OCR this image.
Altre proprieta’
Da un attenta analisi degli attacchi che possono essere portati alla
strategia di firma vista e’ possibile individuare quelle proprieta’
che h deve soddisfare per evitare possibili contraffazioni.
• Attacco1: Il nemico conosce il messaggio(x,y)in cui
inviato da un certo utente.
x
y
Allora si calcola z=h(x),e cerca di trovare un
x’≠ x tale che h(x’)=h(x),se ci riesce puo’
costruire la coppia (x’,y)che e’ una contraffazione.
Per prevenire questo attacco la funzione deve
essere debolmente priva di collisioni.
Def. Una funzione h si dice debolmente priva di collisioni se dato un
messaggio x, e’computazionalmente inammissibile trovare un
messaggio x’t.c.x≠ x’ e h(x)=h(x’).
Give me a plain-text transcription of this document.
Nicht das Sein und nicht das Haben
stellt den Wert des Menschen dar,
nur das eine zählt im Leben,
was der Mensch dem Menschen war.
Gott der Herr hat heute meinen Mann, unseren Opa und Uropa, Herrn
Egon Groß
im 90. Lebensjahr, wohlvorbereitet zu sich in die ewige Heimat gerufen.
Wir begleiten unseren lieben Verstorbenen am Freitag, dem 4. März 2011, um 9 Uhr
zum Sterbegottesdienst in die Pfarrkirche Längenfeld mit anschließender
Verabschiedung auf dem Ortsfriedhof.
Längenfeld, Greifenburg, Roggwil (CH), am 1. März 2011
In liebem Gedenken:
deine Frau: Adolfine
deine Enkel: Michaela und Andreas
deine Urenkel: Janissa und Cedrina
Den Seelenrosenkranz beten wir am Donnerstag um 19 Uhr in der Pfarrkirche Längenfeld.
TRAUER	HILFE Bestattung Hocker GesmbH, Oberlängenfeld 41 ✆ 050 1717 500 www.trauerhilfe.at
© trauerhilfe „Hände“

▶ [STATED TASK]: Extract each line from the listing that holds the word "collisioni".

▶ [SOLUTION TO THIS EXERCISE]:
essere debolmente priva di collisioni.
Def. Una funzione h si dice debolmente priva di collisioni se dato un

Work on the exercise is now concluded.